PROBLEM TO SOLVE: Present the following data again exactly as it is shown.

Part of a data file
* * * * * * *

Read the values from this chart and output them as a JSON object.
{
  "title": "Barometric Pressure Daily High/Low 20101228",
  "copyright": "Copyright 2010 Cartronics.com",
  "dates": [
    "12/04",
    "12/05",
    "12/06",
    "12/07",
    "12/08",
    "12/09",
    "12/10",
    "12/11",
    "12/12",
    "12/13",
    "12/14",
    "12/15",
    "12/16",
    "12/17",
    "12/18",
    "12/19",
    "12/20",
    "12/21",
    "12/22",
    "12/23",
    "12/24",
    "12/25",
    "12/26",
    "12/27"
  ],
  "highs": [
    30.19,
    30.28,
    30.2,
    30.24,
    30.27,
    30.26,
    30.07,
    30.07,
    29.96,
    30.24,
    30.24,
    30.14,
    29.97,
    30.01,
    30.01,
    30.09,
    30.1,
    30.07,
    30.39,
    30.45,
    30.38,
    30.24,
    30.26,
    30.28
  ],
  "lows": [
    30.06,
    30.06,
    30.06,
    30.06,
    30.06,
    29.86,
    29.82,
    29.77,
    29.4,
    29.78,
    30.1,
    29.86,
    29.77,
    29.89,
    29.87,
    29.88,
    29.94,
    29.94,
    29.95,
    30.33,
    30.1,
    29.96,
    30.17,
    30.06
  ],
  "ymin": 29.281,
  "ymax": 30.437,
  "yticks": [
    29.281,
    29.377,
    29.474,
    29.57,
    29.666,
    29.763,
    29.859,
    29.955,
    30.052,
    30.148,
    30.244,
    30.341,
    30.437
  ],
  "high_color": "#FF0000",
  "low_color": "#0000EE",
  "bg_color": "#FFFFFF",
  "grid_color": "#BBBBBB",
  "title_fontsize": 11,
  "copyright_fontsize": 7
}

* * * * * * *

COMPLETE RESPONSE:
Read the values from this chart and output them as a JSON object.
{
  "title": "Barometric Pressure Daily High/Low 20101228",
  "copyright": "Copyright 2010 Cartronics.com",
  "dates": [
    "12/04",
    "12/05",
    "12/06",
    "12/07",
    "12/08",
    "12/09",
    "12/10",
    "12/11",
    "12/12",
    "12/13",
    "12/14",
    "12/15",
    "12/16",
    "12/17",
    "12/18",
    "12/19",
    "12/20",
    "12/21",
    "12/22",
    "12/23",
    "12/24",
    "12/25",
    "12/26",
    "12/27"
  ],
  "highs": [
    30.19,
    30.28,
    30.2,
    30.24,
    30.27,
    30.26,
    30.07,
    30.07,
    29.96,
    30.24,
    30.24,
    30.14,
    29.97,
    30.01,
    30.01,
    30.09,
    30.1,
    30.07,
    30.39,
    30.45,
    30.38,
    30.24,
    30.26,
    30.28
  ],
  "lows": [
    30.06,
    30.06,
    30.06,
    30.06,
    30.06,
    29.86,
    29.82,
    29.77,
    29.4,
    29.78,
    30.1,
    29.86,
    29.77,
    29.89,
    29.87,
    29.88,
    29.94,
    29.94,
    29.95,
    30.33,
    30.1,
    29.96,
    30.17,
    30.06
  ],
  "ymin": 29.281,
  "ymax": 30.437,
  "yticks": [
    29.281,
    29.377,
    29.474,
    29.57,
    29.666,
    29.763,
    29.859,
    29.955,
    30.052,
    30.148,
    30.244,
    30.341,
    30.437
  ],
  "high_color": "#FF0000",
  "low_color": "#0000EE",
  "bg_color": "#FFFFFF",
  "grid_color": "#BBBBBB",
  "title_fontsize": 11,
  "copyright_fontsize": 7
}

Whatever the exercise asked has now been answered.